-- START OF MATERIAL --

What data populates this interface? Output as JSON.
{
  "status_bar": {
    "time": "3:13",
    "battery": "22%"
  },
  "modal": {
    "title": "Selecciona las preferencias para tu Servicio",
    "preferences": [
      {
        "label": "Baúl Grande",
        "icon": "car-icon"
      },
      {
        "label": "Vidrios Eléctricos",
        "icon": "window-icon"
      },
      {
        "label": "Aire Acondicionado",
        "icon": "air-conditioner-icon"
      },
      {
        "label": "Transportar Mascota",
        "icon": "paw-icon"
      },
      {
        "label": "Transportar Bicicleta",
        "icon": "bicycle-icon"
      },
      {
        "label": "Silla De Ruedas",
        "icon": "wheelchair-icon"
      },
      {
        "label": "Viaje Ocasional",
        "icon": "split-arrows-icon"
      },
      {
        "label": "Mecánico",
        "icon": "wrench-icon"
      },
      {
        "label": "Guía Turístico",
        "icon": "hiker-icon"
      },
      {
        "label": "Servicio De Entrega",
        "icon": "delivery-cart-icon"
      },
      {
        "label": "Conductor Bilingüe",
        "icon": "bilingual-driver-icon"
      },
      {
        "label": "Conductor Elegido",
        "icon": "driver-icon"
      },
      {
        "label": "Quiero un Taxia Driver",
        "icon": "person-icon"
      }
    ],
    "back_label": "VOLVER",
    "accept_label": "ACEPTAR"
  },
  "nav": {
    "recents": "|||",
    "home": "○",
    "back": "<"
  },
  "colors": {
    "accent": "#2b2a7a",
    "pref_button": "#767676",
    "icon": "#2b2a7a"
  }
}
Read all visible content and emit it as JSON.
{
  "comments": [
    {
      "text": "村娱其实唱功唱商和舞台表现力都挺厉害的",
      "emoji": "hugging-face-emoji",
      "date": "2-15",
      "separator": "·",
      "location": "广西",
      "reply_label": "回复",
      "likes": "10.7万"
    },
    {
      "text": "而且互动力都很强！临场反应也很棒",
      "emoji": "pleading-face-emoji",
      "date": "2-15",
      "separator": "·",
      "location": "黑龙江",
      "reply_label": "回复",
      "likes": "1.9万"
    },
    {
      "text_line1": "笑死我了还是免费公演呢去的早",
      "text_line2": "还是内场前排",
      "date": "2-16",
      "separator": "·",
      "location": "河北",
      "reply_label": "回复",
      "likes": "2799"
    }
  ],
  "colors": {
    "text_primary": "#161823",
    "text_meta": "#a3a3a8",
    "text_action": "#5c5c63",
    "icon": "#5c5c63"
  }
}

-- END OF MATERIAL --
-- START OF MATERIAL --

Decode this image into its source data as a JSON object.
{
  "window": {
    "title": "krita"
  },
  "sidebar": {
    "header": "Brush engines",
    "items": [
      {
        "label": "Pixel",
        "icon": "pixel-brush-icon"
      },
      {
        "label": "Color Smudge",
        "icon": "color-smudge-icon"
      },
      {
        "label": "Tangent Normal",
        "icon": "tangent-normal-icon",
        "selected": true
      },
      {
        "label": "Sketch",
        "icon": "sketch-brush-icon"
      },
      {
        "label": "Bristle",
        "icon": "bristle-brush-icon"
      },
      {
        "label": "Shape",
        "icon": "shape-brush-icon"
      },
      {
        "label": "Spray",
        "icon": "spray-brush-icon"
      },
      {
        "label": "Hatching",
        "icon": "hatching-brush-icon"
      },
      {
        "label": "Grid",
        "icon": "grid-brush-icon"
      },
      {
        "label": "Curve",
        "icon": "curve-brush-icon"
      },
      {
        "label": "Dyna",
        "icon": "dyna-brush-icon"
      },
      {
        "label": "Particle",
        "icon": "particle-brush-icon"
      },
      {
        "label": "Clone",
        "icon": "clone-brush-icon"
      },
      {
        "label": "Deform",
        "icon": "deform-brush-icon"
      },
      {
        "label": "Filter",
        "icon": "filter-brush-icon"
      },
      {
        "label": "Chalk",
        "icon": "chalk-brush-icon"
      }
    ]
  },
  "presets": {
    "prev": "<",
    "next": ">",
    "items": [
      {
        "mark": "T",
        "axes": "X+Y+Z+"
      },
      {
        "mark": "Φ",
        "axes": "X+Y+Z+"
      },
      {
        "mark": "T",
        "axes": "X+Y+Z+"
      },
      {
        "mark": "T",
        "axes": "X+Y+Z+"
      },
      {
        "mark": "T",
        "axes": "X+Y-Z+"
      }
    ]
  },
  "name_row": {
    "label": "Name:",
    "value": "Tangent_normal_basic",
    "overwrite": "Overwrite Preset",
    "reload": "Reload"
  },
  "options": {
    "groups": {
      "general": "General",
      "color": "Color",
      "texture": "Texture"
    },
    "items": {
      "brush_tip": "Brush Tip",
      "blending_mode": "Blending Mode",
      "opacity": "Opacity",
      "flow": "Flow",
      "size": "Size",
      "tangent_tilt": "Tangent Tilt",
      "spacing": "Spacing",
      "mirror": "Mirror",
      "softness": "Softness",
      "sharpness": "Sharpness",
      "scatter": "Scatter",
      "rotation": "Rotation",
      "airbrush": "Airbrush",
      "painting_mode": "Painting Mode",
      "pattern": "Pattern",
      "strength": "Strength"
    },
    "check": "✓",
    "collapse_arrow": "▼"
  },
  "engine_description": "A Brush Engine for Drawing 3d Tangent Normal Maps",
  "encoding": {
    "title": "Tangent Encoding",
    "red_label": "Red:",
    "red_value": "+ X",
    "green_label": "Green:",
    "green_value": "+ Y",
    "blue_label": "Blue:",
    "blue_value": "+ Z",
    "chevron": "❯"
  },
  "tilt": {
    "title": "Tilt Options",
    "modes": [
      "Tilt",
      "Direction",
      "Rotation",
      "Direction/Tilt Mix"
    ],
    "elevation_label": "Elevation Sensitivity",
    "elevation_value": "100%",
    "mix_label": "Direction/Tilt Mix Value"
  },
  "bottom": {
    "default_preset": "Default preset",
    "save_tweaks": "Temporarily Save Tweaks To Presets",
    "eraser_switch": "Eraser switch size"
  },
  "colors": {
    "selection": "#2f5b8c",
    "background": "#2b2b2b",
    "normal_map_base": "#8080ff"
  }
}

-- END OF MATERIAL --

◆ WORK TO COMPLETE
Show all lines above holding "Servicio".

◆ OUTPUT FOR THIS EXERCISE
    "title": "Selecciona las preferencias para tu Servicio",
        "label": "Servicio De Entrega",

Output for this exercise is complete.